> **Brief**
Select, from the data, each line where "audience" occurs.

+++ Dataset extract +++

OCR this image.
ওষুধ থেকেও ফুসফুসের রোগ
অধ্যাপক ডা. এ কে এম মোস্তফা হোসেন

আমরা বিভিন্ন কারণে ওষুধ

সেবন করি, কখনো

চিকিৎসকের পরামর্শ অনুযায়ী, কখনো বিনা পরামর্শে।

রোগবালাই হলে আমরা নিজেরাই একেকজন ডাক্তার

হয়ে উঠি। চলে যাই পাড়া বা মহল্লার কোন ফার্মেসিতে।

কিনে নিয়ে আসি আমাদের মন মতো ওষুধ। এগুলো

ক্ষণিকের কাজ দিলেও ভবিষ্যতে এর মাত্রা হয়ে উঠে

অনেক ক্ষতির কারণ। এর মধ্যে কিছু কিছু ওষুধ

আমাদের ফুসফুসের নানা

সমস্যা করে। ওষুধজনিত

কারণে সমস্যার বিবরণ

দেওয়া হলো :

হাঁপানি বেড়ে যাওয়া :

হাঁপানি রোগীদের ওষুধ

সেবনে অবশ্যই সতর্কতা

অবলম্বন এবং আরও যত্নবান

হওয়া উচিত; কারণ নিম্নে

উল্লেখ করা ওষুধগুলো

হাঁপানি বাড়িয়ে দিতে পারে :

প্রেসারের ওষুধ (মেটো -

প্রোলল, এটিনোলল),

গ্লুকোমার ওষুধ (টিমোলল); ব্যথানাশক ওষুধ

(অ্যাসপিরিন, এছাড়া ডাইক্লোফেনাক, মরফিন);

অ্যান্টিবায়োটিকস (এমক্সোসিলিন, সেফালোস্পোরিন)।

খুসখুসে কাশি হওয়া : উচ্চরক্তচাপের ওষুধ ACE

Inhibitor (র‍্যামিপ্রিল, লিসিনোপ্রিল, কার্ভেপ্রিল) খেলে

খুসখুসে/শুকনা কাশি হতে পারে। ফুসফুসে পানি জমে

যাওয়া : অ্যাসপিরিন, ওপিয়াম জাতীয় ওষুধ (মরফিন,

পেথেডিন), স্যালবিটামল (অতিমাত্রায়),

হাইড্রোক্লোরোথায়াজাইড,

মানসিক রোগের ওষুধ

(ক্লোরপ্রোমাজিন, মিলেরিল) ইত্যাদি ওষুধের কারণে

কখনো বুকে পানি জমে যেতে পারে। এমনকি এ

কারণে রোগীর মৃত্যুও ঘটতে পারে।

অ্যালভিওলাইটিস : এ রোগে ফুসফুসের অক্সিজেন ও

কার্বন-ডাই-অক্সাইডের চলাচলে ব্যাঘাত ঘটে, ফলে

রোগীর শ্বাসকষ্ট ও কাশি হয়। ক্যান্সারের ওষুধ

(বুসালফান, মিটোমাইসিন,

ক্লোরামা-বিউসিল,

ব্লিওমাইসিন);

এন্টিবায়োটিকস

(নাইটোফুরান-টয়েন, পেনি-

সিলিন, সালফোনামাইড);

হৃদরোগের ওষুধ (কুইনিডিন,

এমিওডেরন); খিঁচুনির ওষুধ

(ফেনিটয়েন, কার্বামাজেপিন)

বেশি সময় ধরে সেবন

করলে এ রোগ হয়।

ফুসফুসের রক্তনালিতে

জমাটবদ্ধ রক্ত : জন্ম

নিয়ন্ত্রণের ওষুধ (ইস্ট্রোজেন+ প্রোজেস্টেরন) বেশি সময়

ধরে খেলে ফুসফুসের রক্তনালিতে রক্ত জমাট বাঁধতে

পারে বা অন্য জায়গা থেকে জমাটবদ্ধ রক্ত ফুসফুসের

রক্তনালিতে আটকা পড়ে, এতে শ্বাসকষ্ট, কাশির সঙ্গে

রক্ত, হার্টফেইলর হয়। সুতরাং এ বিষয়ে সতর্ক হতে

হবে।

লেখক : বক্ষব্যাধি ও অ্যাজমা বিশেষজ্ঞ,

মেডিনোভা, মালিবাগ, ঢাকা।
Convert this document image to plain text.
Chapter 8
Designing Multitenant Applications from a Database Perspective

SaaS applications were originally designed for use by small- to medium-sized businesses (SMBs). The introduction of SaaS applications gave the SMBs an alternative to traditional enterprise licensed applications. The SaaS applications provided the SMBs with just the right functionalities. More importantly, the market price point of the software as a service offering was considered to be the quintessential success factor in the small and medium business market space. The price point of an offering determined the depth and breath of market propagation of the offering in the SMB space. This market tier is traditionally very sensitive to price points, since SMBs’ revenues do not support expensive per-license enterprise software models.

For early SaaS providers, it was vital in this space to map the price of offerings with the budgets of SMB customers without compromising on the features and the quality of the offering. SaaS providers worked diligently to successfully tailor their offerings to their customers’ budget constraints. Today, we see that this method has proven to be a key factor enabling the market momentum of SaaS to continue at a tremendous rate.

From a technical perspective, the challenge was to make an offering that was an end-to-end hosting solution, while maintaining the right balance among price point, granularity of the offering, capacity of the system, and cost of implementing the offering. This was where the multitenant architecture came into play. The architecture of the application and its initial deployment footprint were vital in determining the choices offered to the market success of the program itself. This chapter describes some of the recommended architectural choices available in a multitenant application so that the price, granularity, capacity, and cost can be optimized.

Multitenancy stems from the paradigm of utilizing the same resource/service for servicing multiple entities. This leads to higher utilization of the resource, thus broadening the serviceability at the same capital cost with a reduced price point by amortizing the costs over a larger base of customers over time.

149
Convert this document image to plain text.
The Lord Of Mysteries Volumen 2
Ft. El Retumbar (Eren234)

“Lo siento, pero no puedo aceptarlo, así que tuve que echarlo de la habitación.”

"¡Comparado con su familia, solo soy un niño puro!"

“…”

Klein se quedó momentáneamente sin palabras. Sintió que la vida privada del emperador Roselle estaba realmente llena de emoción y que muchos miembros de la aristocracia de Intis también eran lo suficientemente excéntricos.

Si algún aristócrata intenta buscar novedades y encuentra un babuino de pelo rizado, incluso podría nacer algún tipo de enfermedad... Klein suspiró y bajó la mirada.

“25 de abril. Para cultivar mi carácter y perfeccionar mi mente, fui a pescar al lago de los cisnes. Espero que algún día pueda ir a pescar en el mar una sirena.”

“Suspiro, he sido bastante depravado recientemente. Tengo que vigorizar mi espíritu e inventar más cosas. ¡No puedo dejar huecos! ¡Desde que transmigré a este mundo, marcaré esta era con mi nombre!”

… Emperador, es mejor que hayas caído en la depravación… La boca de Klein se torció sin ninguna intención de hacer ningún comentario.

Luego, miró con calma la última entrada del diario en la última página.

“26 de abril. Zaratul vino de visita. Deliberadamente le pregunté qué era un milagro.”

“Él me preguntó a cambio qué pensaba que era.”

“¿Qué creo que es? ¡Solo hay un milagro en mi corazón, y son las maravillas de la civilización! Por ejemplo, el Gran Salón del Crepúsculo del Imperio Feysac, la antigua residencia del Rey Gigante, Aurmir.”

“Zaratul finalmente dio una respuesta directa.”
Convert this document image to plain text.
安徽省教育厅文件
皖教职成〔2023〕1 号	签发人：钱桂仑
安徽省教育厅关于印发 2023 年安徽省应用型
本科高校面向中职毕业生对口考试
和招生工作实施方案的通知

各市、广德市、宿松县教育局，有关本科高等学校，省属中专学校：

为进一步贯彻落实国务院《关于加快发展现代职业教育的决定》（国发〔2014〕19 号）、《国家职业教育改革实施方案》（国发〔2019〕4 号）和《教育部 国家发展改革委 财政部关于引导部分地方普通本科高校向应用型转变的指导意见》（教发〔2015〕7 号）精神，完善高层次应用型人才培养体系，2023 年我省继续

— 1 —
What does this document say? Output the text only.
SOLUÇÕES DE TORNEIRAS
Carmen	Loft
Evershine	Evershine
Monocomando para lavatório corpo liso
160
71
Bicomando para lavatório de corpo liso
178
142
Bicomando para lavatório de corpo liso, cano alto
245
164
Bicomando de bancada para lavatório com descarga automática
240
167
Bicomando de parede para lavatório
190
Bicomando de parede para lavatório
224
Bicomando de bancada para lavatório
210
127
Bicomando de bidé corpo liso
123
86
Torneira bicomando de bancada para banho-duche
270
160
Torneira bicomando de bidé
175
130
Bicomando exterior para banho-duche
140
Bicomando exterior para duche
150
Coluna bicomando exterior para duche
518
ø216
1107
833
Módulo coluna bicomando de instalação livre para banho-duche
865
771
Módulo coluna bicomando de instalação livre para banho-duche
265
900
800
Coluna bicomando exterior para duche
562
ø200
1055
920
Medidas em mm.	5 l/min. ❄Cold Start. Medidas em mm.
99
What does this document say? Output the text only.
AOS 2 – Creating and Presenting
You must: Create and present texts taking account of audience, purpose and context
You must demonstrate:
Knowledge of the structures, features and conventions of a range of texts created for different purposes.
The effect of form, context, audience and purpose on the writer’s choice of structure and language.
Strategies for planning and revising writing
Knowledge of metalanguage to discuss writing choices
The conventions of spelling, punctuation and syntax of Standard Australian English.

+++

> **Task solution**
You must: Create and present texts taking account of audience, purpose and context
The effect of form, context, audience and purpose on the writer’s choice of structure and language.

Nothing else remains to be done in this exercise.